UNITED NATIONS, Oct 10 2013 (IPS) - A cholera epidemic that has so far killed at least 8,300 people in Haiti, and is suspected to have infected about 650,000 others since its outbreak in 2010, is now the subject of a lawsuit against the United Nations.

The world body stands accused of having re-introduced the disease to the Caribbean nation of 10 million people through its “negligent, reckless, and tortious conduct.”

It all began at a U.N. peacekeeping base on the banks of the Meille Tributary that empties into the Artibonite, the longest river in Haiti and the only source of fresh water for tens of thousands on this island of 10 million people.

In 2010 reports started trickling in that troops comprising the U.N. Stabilisation Mission in Haiti, or MINUSTAH, were allowing untreated sewage and human waste to flow into the river.

Local newspapers in Haiti claimed that heavy rains, which lash the island between May and October, were causing the paltry sanitation facilities and waste pits to overflow into the tributary.

These observations were quickly linked to several reports of cholera, an often-fatal bacterial disease typically contracted through contact with unclean water, which had been absent from the country – the poorest in the Western Hemisphere – for over a century.

The U.N. has systematically denied the results of forensic studies, including one ordered by the world body itself that identified the bacteria as an Asian strain thought to have entered the country via a Nepalese member of the 8,700-strong peacekeeping force that arrived on Haitian soil in 2004.

Consequently, the 193-member body has successfully fended off claims by cholera victims for compensation, as they struggle to find adequate medical attention in a country beset by poverty, natural disasters and the tension of living amongst what some Haitian rights groups call an occupying army.

## Activity 1
According to the article on the Haiti cholera lawsuit, how long had cholera been absent from Haiti before the outbreak?
## Activity 2
Please carry on the article about the Haiti cholera lawsuit against the United Nations from where it stops.
The listing plays no role here.

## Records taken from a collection
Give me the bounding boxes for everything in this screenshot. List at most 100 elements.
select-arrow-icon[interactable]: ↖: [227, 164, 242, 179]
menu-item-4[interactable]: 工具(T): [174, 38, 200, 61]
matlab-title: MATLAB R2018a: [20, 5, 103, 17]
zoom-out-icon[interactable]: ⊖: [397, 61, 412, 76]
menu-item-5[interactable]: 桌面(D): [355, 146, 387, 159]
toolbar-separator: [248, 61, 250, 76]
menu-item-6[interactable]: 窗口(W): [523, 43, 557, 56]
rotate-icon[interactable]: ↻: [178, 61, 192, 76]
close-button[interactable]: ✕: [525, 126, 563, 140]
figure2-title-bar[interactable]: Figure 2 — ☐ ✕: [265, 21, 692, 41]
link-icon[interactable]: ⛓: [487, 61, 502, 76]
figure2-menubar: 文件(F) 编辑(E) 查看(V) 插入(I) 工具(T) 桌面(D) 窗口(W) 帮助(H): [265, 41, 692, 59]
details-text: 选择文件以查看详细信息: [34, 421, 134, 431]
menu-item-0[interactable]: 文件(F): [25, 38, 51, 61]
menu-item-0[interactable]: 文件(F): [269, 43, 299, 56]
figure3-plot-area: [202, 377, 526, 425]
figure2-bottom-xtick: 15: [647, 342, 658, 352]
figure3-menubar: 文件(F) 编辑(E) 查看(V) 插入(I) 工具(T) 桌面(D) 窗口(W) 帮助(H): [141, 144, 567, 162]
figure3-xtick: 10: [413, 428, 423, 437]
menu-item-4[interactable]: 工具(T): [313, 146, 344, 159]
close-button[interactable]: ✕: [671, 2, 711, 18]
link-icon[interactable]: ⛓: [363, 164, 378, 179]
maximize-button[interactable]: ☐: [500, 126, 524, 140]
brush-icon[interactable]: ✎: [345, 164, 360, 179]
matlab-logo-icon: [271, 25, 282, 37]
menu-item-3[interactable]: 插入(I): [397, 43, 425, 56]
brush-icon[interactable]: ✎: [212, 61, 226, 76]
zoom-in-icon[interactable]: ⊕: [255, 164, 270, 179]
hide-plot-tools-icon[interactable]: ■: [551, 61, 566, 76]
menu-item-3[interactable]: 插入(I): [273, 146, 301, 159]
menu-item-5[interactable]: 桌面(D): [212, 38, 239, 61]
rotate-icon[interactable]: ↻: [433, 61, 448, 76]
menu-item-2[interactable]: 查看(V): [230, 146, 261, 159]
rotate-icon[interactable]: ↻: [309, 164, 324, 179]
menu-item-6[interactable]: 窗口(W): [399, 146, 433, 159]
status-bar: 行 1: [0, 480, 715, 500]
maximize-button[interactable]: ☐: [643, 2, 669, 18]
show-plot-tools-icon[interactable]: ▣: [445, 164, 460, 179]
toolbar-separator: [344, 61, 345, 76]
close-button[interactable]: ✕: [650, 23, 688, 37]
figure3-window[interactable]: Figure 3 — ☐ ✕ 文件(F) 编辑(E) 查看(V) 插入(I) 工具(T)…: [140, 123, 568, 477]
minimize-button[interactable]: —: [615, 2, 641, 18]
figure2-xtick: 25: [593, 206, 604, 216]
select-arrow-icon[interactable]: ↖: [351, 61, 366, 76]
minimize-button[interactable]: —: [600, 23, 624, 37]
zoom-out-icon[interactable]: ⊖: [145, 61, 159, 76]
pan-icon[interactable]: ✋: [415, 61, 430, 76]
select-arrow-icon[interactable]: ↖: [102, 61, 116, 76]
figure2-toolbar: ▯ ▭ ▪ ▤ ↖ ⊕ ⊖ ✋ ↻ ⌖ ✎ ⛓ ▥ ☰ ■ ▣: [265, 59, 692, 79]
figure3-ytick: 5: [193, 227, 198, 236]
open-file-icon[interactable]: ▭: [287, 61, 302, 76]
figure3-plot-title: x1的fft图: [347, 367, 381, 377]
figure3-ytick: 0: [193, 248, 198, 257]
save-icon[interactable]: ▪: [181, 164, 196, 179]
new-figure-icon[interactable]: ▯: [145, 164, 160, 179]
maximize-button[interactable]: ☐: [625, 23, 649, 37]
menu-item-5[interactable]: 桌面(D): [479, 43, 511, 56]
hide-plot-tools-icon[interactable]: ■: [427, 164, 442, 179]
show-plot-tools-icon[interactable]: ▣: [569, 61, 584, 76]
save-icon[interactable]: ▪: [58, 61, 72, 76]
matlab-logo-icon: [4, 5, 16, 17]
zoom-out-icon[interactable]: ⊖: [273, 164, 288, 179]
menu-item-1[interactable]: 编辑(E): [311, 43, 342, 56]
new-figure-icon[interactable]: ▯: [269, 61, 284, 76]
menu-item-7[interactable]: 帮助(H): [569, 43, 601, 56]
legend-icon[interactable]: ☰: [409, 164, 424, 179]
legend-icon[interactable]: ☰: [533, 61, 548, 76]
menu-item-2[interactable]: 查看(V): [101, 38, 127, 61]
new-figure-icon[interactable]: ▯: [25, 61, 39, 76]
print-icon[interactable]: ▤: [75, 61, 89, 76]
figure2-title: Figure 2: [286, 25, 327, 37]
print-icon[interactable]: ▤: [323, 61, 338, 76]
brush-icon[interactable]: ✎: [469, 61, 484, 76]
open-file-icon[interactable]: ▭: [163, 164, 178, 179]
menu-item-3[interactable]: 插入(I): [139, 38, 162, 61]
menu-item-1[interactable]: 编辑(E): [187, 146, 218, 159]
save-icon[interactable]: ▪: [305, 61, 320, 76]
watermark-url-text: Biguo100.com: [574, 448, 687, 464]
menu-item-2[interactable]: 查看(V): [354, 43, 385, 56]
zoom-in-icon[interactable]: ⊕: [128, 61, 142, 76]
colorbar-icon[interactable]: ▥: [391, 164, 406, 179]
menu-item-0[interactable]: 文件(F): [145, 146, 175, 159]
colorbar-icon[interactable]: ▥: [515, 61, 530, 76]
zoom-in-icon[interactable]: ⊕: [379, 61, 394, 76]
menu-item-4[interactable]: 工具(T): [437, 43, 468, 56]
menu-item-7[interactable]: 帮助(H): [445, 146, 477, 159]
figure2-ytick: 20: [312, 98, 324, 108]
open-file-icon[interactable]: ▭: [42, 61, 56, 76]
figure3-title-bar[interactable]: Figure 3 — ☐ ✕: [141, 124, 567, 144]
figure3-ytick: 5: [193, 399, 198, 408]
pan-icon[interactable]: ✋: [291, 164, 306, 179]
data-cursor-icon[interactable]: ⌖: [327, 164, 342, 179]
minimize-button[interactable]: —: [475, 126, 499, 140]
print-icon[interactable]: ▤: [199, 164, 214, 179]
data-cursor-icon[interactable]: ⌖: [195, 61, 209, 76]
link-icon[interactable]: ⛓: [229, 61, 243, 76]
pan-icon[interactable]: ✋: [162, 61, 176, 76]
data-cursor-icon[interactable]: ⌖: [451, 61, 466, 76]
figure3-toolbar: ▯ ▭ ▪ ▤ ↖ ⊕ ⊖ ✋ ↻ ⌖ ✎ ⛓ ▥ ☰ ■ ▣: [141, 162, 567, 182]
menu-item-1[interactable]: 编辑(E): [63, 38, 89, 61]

## Task result 1
For over a century.

## Task result 2
As recently as eight months ago, U.N. Secretary-General Ban Ki-moon personally telephoned Haitian President Michel Martelly to inform him that a compensation claim filed in November 2011 was “not receivable pursuant to Section 29 of the Convention on the Privileges and Immunities of the United Nations.”

Stalled they might have, but U.N. officials are now up against a wall, as news of the lawsuit — filed in Federal District Court in Manhattan on Wednesday, Oct. 9, by the Institute for Justice and Democracy in Haiti (IJDH) on behalf of five victims — goes viral.

The suit named as defendants the “United Nations (“UN”); its subsidiary, “MINUSTAH”; and at least two of their officers.”

“The U.N. knew or should have known that its reckless sanitation and waste disposal practices posed a high risk of harm to the population, and that it consciously disregarded that risk, triggering an explosive epidemic,” according to a press release issued by the Boston-based rights group Wednesday.

IJDH Spokesperson Beatrice Lindstrom told the New York Times that the amount of compensation sought by the plaintiffs would not be determined until the trial begins.

Rights groups say this suit represents the most significant attempt to pressure the world body into stepping out from behind diplomatic impunity to take responsibility for the health crisis plaguing Haiti.

Back in 2012, Ban expressed his “profound sympathy for the terrible suffering caused by the…epidemic” and vowed to continue working with local and international partners to “provide treatment, improve water and sanitation facilities, and strengthen prevention and early warning.”

That promise was reiterated on Wednesday by Ban’s spokesperson, Farhan Haq, who told journalists at a press conference that the U.N. remains “committed” to do all it can to help the people of Haiti, though he declined to comment on the lawsuit itself.